[Items from a dataset]
────────────────────────────────────────

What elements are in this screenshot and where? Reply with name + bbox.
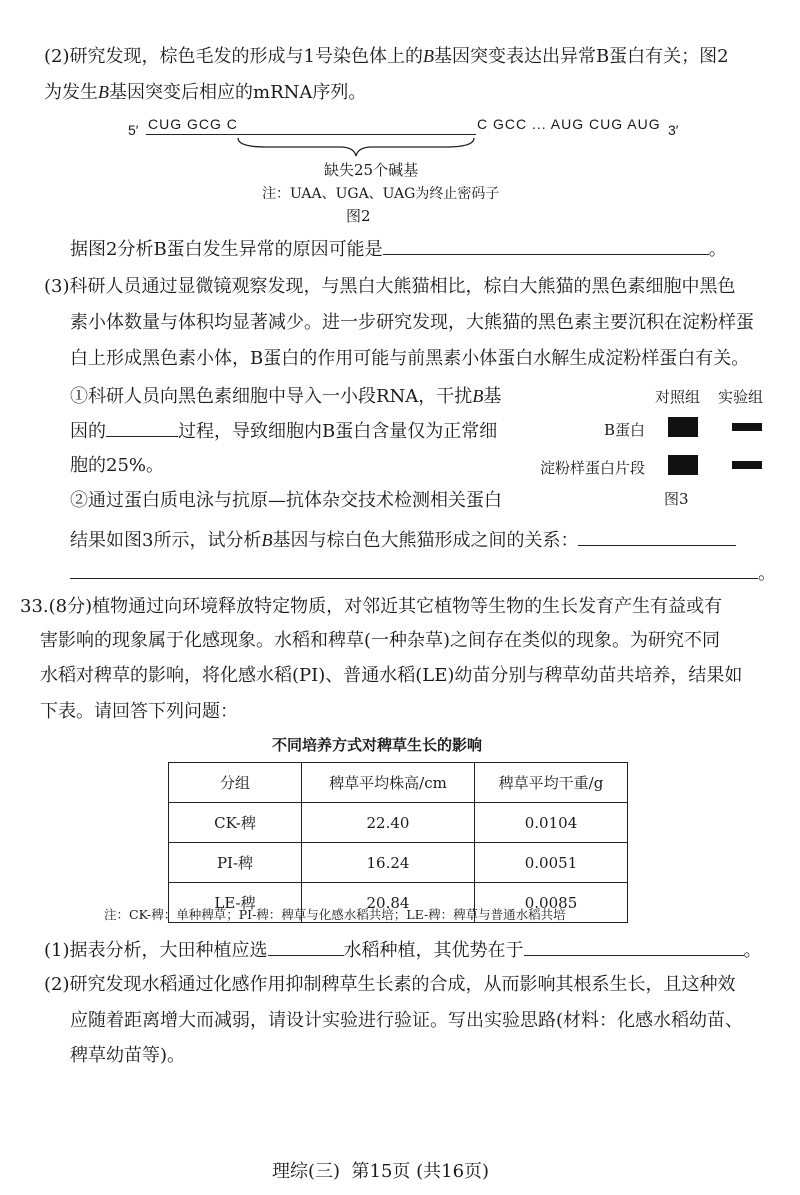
q32-p2-line2: 为发生B基因突变后相应的mRNA序列。	[44, 82, 367, 103]
gel-band-amyloid-control	[668, 455, 698, 475]
answer-blank-3[interactable]	[578, 527, 736, 546]
gel-band-amyloid-exp	[732, 461, 762, 469]
table-header: 稗草平均干重/g	[475, 763, 628, 803]
results-table	[168, 762, 628, 923]
q32-p3-line3: 白上形成黑色素小体，B蛋白的作用可能与前黑素小体蛋白水解生成淀粉样蛋白有关。	[70, 348, 750, 369]
fig3-row-b: B蛋白	[604, 421, 646, 439]
q32-p2-question: 据图2分析B蛋白发生异常的原因可能是 。	[70, 236, 727, 262]
q33-sub2-line2: 应随着距离增大而减弱，请设计实验进行验证。写出实验思路(材料：化感水稻幼苗、	[70, 1010, 744, 1031]
table-cell: PI-稗	[169, 843, 302, 883]
table-cell: CK-稗	[169, 803, 302, 843]
q33-sub2-line3: 稗草幼苗等)。	[70, 1045, 186, 1066]
q32-p3-line1: (3)科研人员通过显微镜观察发现，与黑白大熊猫相比，棕白大熊猫的黑色素细胞中黑色	[44, 276, 736, 297]
answer-blank-1[interactable]	[383, 236, 709, 255]
answer-blank-2[interactable]	[106, 418, 178, 437]
table-row	[169, 803, 628, 843]
table-header: 稗草平均株高/cm	[302, 763, 475, 803]
page-footer: 理综(三) 第15页 (共16页)	[272, 1161, 490, 1182]
q32-p3-line2: 素小体数量与体积均显著减少。进一步研究发现，大熊猫的黑色素主要沉积在淀粉样蛋	[70, 312, 754, 333]
seq-left: CUG GCG C	[148, 116, 238, 132]
seq-underline	[146, 134, 476, 135]
q33-line2: 害影响的现象属于化感现象。水稻和稗草(一种杂草)之间存在类似的现象。为研究不同	[40, 630, 721, 651]
q32-p3-sub1-line1: ①科研人员向黑色素细胞中导入一小段RNA，干扰B基	[70, 386, 502, 407]
q33-line4: 下表。请回答下列问题：	[40, 701, 238, 722]
table-header-row	[169, 763, 628, 803]
gene-b: B	[422, 46, 434, 66]
q32-p3-sub2-line3: 。	[70, 560, 776, 586]
table-cell: 20.84	[302, 883, 475, 923]
answer-blank-6[interactable]	[524, 937, 744, 956]
table-cell: 0.0051	[475, 843, 628, 883]
deletion-label: 缺失25个碱基	[324, 161, 419, 179]
table-cell: 16.24	[302, 843, 475, 883]
table-cell: 22.40	[302, 803, 475, 843]
fig3-col-exp: 实验组	[718, 388, 764, 406]
q33-line3: 水稻对稗草的影响，将化感水稻(PI)、普通水稻(LE)幼苗分别与稗草幼苗共培养，结果如	[40, 665, 743, 686]
fig2-note: 注：UAA、UGA、UAG为终止密码子	[262, 186, 500, 202]
table-cell: 0.0104	[475, 803, 628, 843]
q33-sub2-line1: (2)研究发现水稻通过化感作用抑制稗草生长素的合成，从而影响其根系生长，且这种效	[44, 974, 736, 995]
q32-p3-sub2-line1: ②通过蛋白质电泳与抗原—抗体杂交技术检测相关蛋白	[70, 490, 502, 511]
q32-p3-sub1-line3: 胞的25%。	[70, 455, 165, 476]
seq-right: C GCC ... AUG CUG AUG	[477, 116, 661, 132]
seq-3prime: 3′	[668, 122, 679, 138]
answer-blank-4[interactable]	[70, 560, 758, 579]
table-note: 注：CK-稗：单种稗草；PI-稗：稗草与化感水稻共培；LE-稗：稗草与普通水稻共培	[104, 907, 566, 922]
deletion-brace	[236, 136, 476, 158]
fig3-col-control: 对照组	[655, 388, 701, 406]
fig2-title: 图2	[346, 207, 371, 225]
table-cell: 0.0085	[475, 883, 628, 923]
answer-blank-5[interactable]	[268, 937, 344, 956]
seq-5prime: 5′	[128, 122, 139, 138]
q32-p2-line1: (2)研究发现，棕色毛发的形成与1号染色体上的B基因突变表达出异常B蛋白有关；图2	[44, 46, 729, 67]
q32-p3-sub1-line2: 因的 过程，导致细胞内B蛋白含量仅为正常细	[70, 418, 497, 444]
q33-sub1: (1)据表分析，大田种植应选 水稻种植，其优势在于 。	[44, 937, 762, 963]
q33-line1: 33.(8分)植物通过向环境释放特定物质，对邻近其它植物等生物的生长发育产生有益或有	[20, 596, 723, 617]
q32-p3-sub2-line2: 结果如图3所示，试分析B基因与棕白色大熊猫形成之间的关系：	[70, 527, 736, 553]
table-header: 分组	[169, 763, 302, 803]
table-title: 不同培养方式对稗草生长的影响	[272, 736, 483, 754]
fig3-row-amyloid: 淀粉样蛋白片段	[540, 459, 646, 477]
table-row	[169, 843, 628, 883]
gel-band-b-control	[668, 417, 698, 437]
gel-band-b-exp	[732, 423, 762, 431]
fig3-title: 图3	[664, 490, 689, 508]
table-cell: LE-稗	[169, 883, 302, 923]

────────────────────────────────────────

• _Task to complete_:
Tally up how many lines in the records contain the string "blank". Answer with that figure only.

• _Task response_:
6